(Figure dataset records)
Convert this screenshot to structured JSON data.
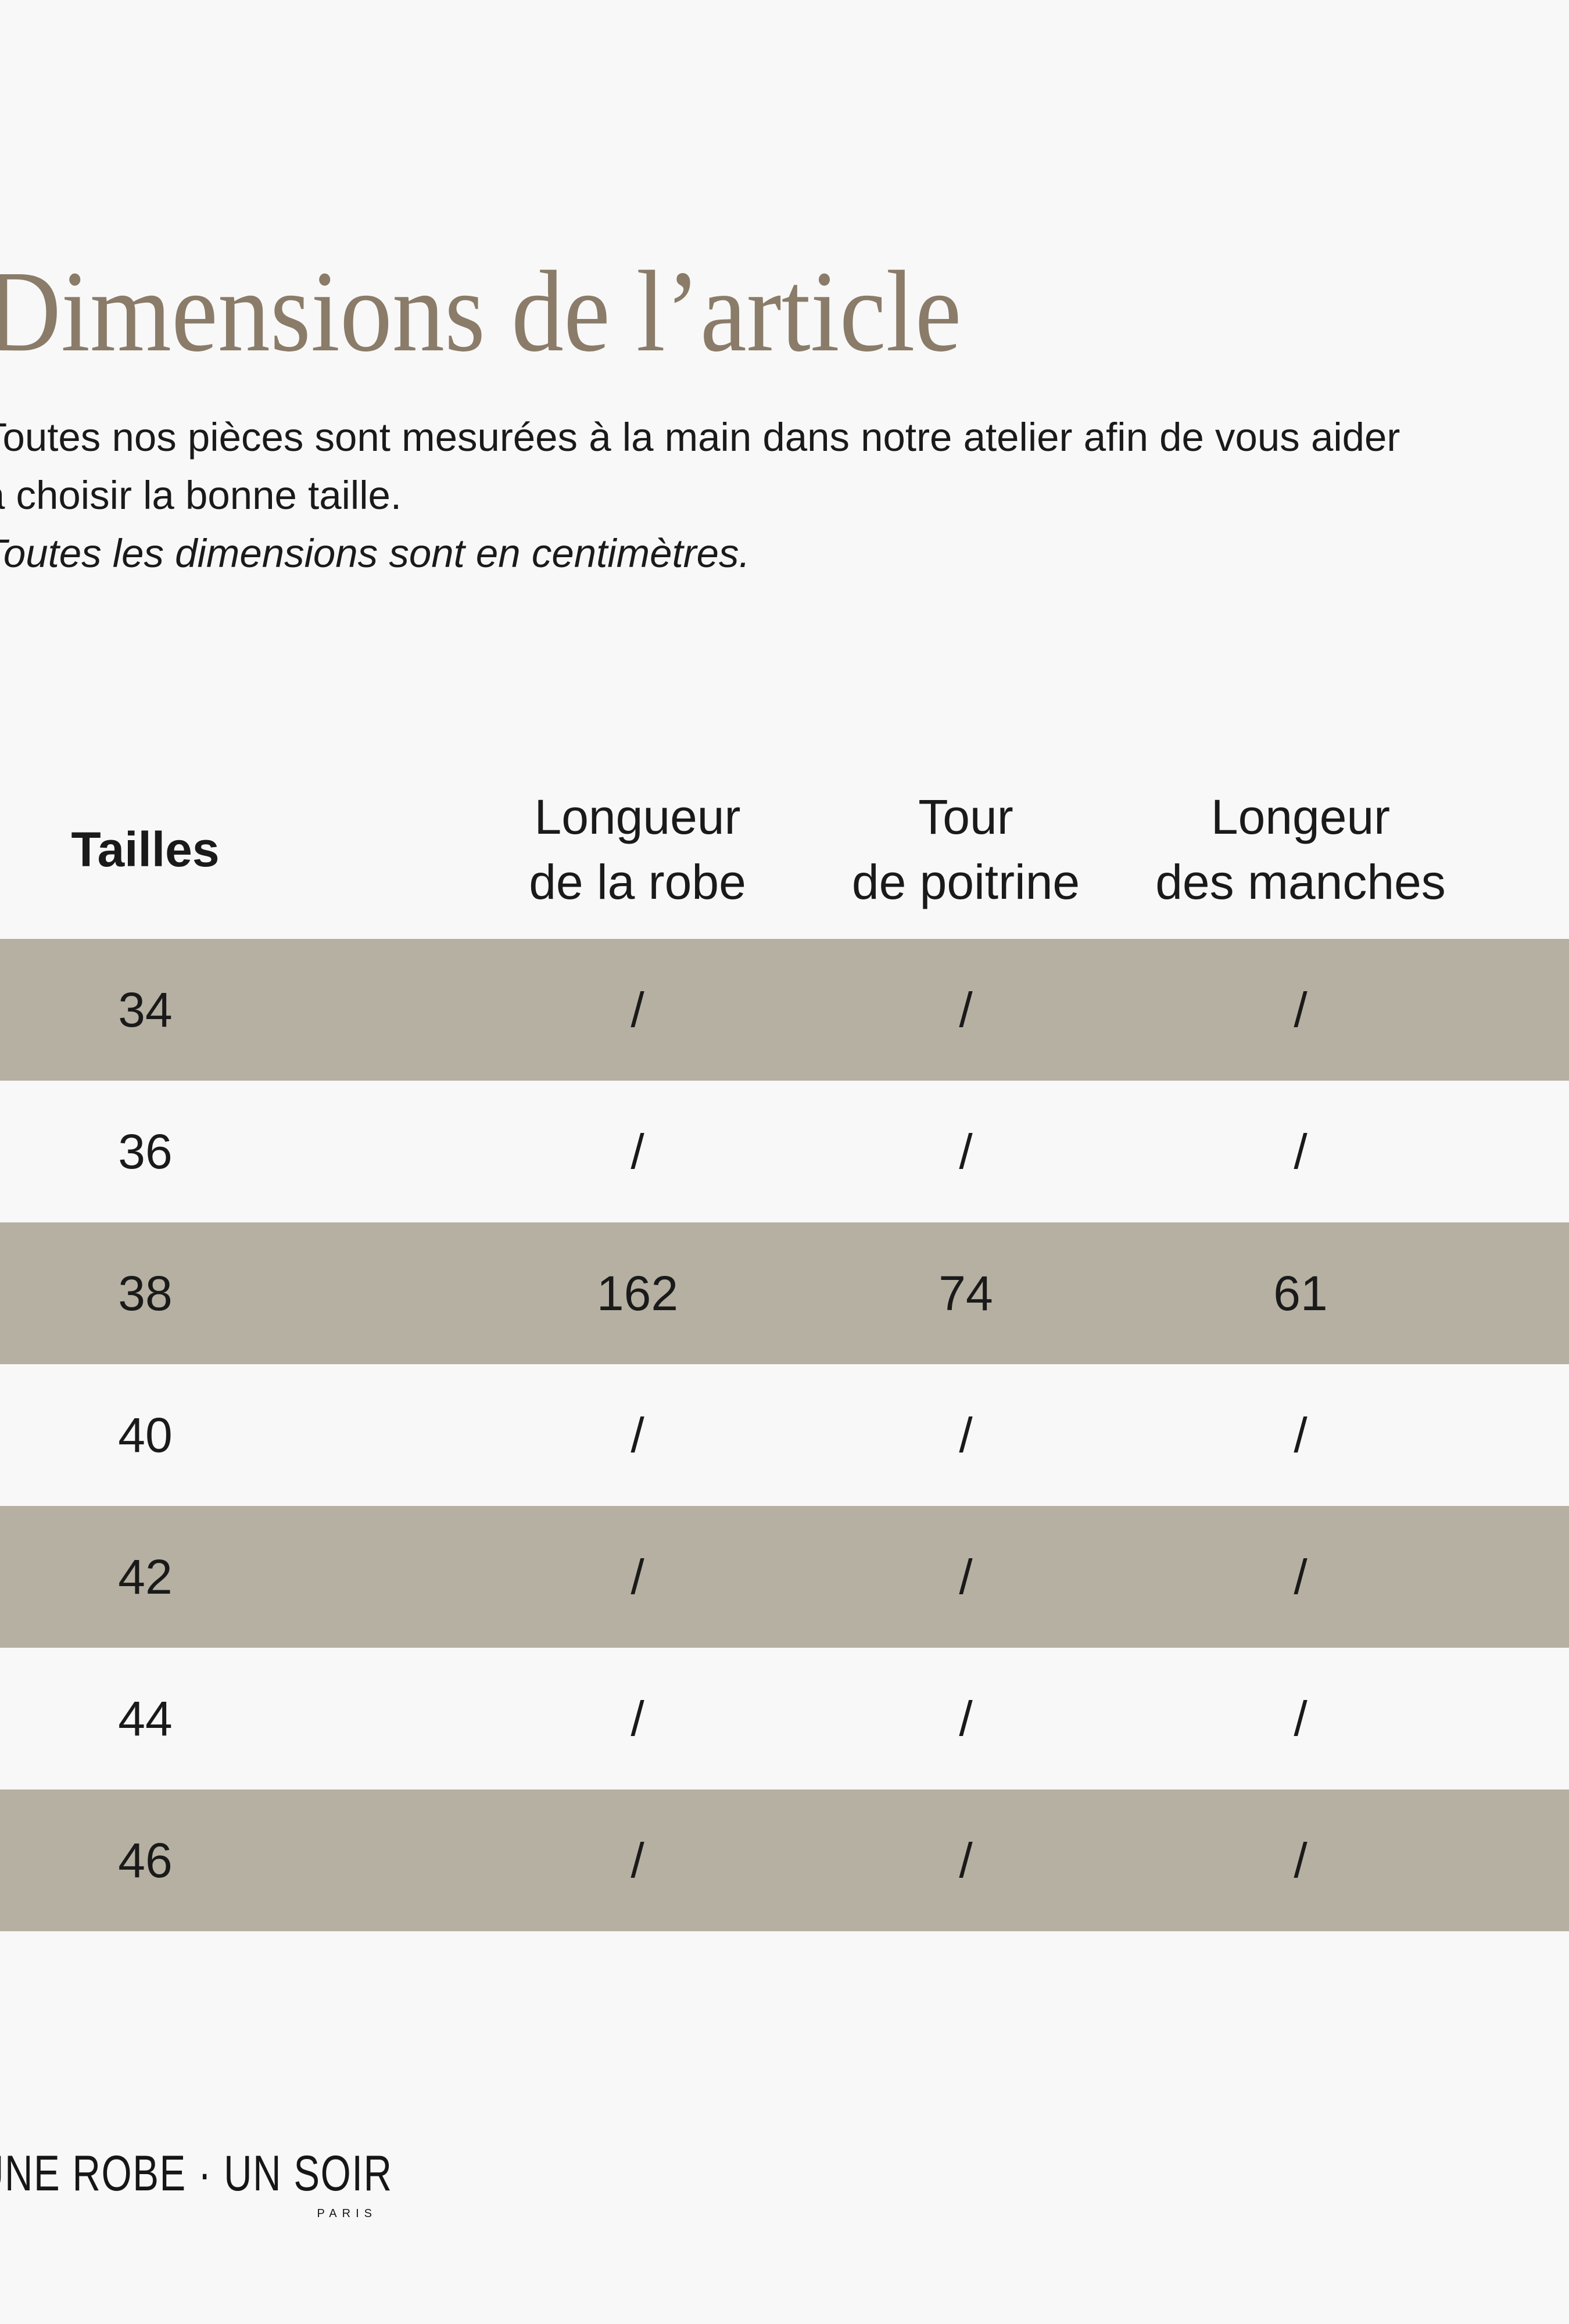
{
  "page": {
    "background_color": "#f8f8f8",
    "row_highlight_color": "#b6b0a3",
    "title_color": "#8a7c69"
  },
  "header": {
    "title": "Dimensions de l’article"
  },
  "intro": {
    "line1": "Toutes nos pièces sont mesurées à la main dans notre atelier afin de vous aider",
    "line2": "à choisir la bonne taille.",
    "note": "Toutes les dimensions sont en centimètres."
  },
  "table": {
    "columns": [
      {
        "label": "Tailles"
      },
      {
        "line1": "Longueur",
        "line2": "de la robe"
      },
      {
        "line1": "Tour",
        "line2": "de poitrine"
      },
      {
        "line1": "Longeur",
        "line2": "des manches"
      }
    ],
    "rows": [
      {
        "size": "34",
        "dress_length": "/",
        "chest": "/",
        "sleeve": "/"
      },
      {
        "size": "36",
        "dress_length": "/",
        "chest": "/",
        "sleeve": "/"
      },
      {
        "size": "38",
        "dress_length": "162",
        "chest": "74",
        "sleeve": "61"
      },
      {
        "size": "40",
        "dress_length": "/",
        "chest": "/",
        "sleeve": "/"
      },
      {
        "size": "42",
        "dress_length": "/",
        "chest": "/",
        "sleeve": "/"
      },
      {
        "size": "44",
        "dress_length": "/",
        "chest": "/",
        "sleeve": "/"
      },
      {
        "size": "46",
        "dress_length": "/",
        "chest": "/",
        "sleeve": "/"
      }
    ]
  },
  "footer": {
    "brand": "UNE ROBE · UN SOIR",
    "brand_city": "PARIS"
  }
}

▶ **What to work on**
Pull out every line containing "sont".

▶ **Complete output**
    "line1": "Toutes nos pièces sont mesurées à la main dans notre atelier afin de vous aider",
    "note": "Toutes les dimensions sont en centimètres."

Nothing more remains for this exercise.